■ Your instructions: Return the entries below in their exact form, leaving the pictures out.

(Rows from a figure dataset)
--

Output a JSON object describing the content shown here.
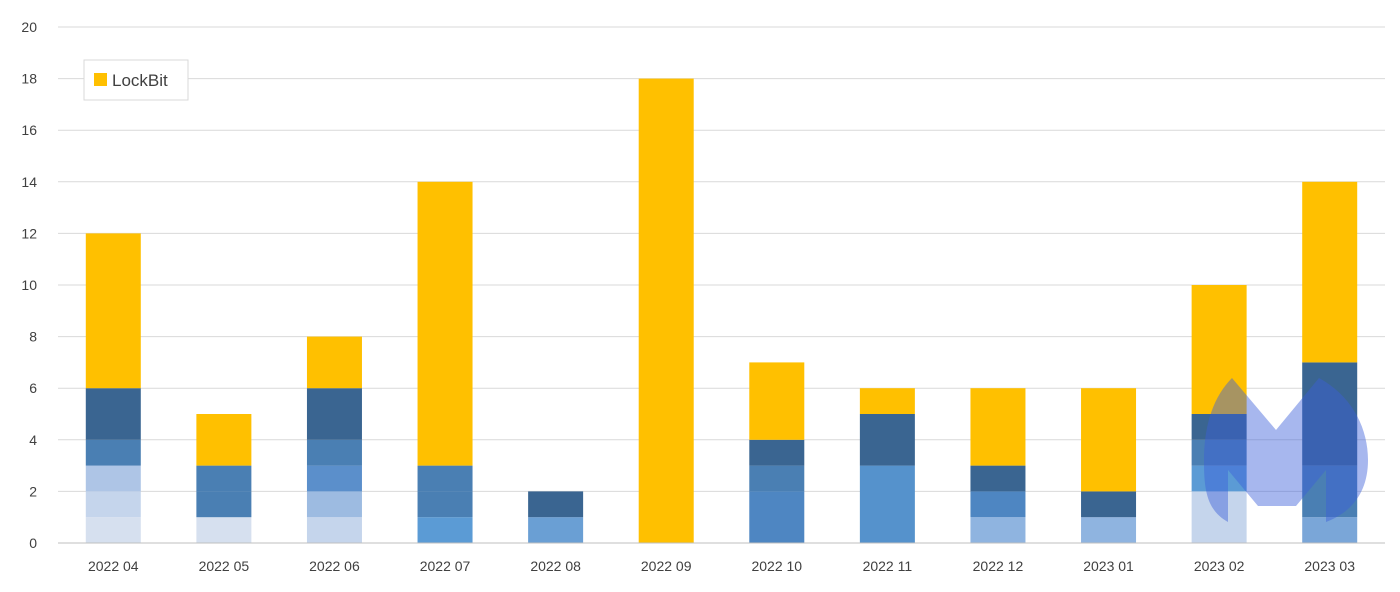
{
  "chart_data": {
    "type": "bar",
    "stacked": true,
    "categories": [
      "2022 04",
      "2022 05",
      "2022 06",
      "2022 07",
      "2022 08",
      "2022 09",
      "2022 10",
      "2022 11",
      "2022 12",
      "2023 01",
      "2023 02",
      "2023 03"
    ],
    "segments": [
      [
        {
          "value": 1,
          "color": "#d6e0ef"
        },
        {
          "value": 1,
          "color": "#c5d5ec"
        },
        {
          "value": 1,
          "color": "#aec5e6"
        },
        {
          "value": 1,
          "color": "#4a7fb3"
        },
        {
          "value": 2,
          "color": "#3a6591"
        },
        {
          "value": 6,
          "color": "#ffc000"
        }
      ],
      [
        {
          "value": 1,
          "color": "#d6e0ef"
        },
        {
          "value": 1,
          "color": "#4a7fb3"
        },
        {
          "value": 1,
          "color": "#4a7fb3"
        },
        {
          "value": 2,
          "color": "#ffc000"
        }
      ],
      [
        {
          "value": 1,
          "color": "#c5d5ec"
        },
        {
          "value": 1,
          "color": "#9dbbe1"
        },
        {
          "value": 1,
          "color": "#5b8fcb"
        },
        {
          "value": 1,
          "color": "#4a7fb3"
        },
        {
          "value": 2,
          "color": "#3a6591"
        },
        {
          "value": 2,
          "color": "#ffc000"
        }
      ],
      [
        {
          "value": 1,
          "color": "#5b9bd5"
        },
        {
          "value": 1,
          "color": "#4a7fb3"
        },
        {
          "value": 1,
          "color": "#4a7fb3"
        },
        {
          "value": 11,
          "color": "#ffc000"
        }
      ],
      [
        {
          "value": 1,
          "color": "#6a9fd4"
        },
        {
          "value": 1,
          "color": "#3a6591"
        }
      ],
      [
        {
          "value": 18,
          "color": "#ffc000"
        }
      ],
      [
        {
          "value": 2,
          "color": "#4e86c2"
        },
        {
          "value": 1,
          "color": "#4a7fb3"
        },
        {
          "value": 1,
          "color": "#3a6591"
        },
        {
          "value": 3,
          "color": "#ffc000"
        }
      ],
      [
        {
          "value": 3,
          "color": "#5592cc"
        },
        {
          "value": 2,
          "color": "#3a6591"
        },
        {
          "value": 1,
          "color": "#ffc000"
        }
      ],
      [
        {
          "value": 1,
          "color": "#8fb4e0"
        },
        {
          "value": 1,
          "color": "#4e86c2"
        },
        {
          "value": 1,
          "color": "#3a6591"
        },
        {
          "value": 3,
          "color": "#ffc000"
        }
      ],
      [
        {
          "value": 1,
          "color": "#8fb4e0"
        },
        {
          "value": 1,
          "color": "#3a6591"
        },
        {
          "value": 4,
          "color": "#ffc000"
        }
      ],
      [
        {
          "value": 2,
          "color": "#c5d5ec"
        },
        {
          "value": 1,
          "color": "#5b9bd5"
        },
        {
          "value": 1,
          "color": "#4a7fb3"
        },
        {
          "value": 1,
          "color": "#3a6591"
        },
        {
          "value": 5,
          "color": "#ffc000"
        }
      ],
      [
        {
          "value": 1,
          "color": "#7aa6d8"
        },
        {
          "value": 2,
          "color": "#4a7fb3"
        },
        {
          "value": 4,
          "color": "#3a6591"
        },
        {
          "value": 7,
          "color": "#ffc000"
        }
      ]
    ],
    "ylim": [
      0,
      20
    ],
    "yticks": [
      0,
      2,
      4,
      6,
      8,
      10,
      12,
      14,
      16,
      18,
      20
    ],
    "legend": {
      "label": "LockBit",
      "color": "#ffc000",
      "position": "top-left"
    },
    "grid": true,
    "gridColor": "#d9d9d9",
    "axisColor": "#bfbfbf"
  },
  "watermark": {
    "icon": "malwarebytes-logo-icon",
    "color": "#3b5fd9"
  }
}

--

■ Expected answer:
Output a JSON object describing the content shown here.
{
  "chart_data": {
    "type": "bar",
    "stacked": true,
    "categories": [
      "2022 04",
      "2022 05",
      "2022 06",
      "2022 07",
      "2022 08",
      "2022 09",
      "2022 10",
      "2022 11",
      "2022 12",
      "2023 01",
      "2023 02",
      "2023 03"
    ],
    "segments": [
      [
        {
          "value": 1,
          "color": "#d6e0ef"
        },
        {
          "value": 1,
          "color": "#c5d5ec"
        },
        {
          "value": 1,
          "color": "#aec5e6"
        },
        {
          "value": 1,
          "color": "#4a7fb3"
        },
        {
          "value": 2,
          "color": "#3a6591"
        },
        {
          "value": 6,
          "color": "#ffc000"
        }
      ],
      [
        {
          "value": 1,
          "color": "#d6e0ef"
        },
        {
          "value": 1,
          "color": "#4a7fb3"
        },
        {
          "value": 1,
          "color": "#4a7fb3"
        },
        {
          "value": 2,
          "color": "#ffc000"
        }
      ],
      [
        {
          "value": 1,
          "color": "#c5d5ec"
        },
        {
          "value": 1,
          "color": "#9dbbe1"
        },
        {
          "value": 1,
          "color": "#5b8fcb"
        },
        {
          "value": 1,
          "color": "#4a7fb3"
        },
        {
          "value": 2,
          "color": "#3a6591"
        },
        {
          "value": 2,
          "color": "#ffc000"
        }
      ],
      [
        {
          "value": 1,
          "color": "#5b9bd5"
        },
        {
          "value": 1,
          "color": "#4a7fb3"
        },
        {
          "value": 1,
          "color": "#4a7fb3"
        },
        {
          "value": 11,
          "color": "#ffc000"
        }
      ],
      [
        {
          "value": 1,
          "color": "#6a9fd4"
        },
        {
          "value": 1,
          "color": "#3a6591"
        }
      ],
      [
        {
          "value": 18,
          "color": "#ffc000"
        }
      ],
      [
        {
          "value": 2,
          "color": "#4e86c2"
        },
        {
          "value": 1,
          "color": "#4a7fb3"
        },
        {
          "value": 1,
          "color": "#3a6591"
        },
        {
          "value": 3,
          "color": "#ffc000"
        }
      ],
      [
        {
          "value": 3,
          "color": "#5592cc"
        },
        {
          "value": 2,
          "color": "#3a6591"
        },
        {
          "value": 1,
          "color": "#ffc000"
        }
      ],
      [
        {
          "value": 1,
          "color": "#8fb4e0"
        },
        {
          "value": 1,
          "color": "#4e86c2"
        },
        {
          "value": 1,
          "color": "#3a6591"
        },
        {
          "value": 3,
          "color": "#ffc000"
        }
      ],
      [
        {
          "value": 1,
          "color": "#8fb4e0"
        },
        {
          "value": 1,
          "color": "#3a6591"
        },
        {
          "value": 4,
          "color": "#ffc000"
        }
      ],
      [
        {
          "value": 2,
          "color": "#c5d5ec"
        },
        {
          "value": 1,
          "color": "#5b9bd5"
        },
        {
          "value": 1,
          "color": "#4a7fb3"
        },
        {
          "value": 1,
          "color": "#3a6591"
        },
        {
          "value": 5,
          "color": "#ffc000"
        }
      ],
      [
        {
          "value": 1,
          "color": "#7aa6d8"
        },
        {
          "value": 2,
          "color": "#4a7fb3"
        },
        {
          "value": 4,
          "color": "#3a6591"
        },
        {
          "value": 7,
          "color": "#ffc000"
        }
      ]
    ],
    "ylim": [
      0,
      20
    ],
    "yticks": [
      0,
      2,
      4,
      6,
      8,
      10,
      12,
      14,
      16,
      18,
      20
    ],
    "legend": {
      "label": "LockBit",
      "color": "#ffc000",
      "position": "top-left"
    },
    "grid": true,
    "gridColor": "#d9d9d9",
    "axisColor": "#bfbfbf"
  },
  "watermark": {
    "icon": "malwarebytes-logo-icon",
    "color": "#3b5fd9"
  }
}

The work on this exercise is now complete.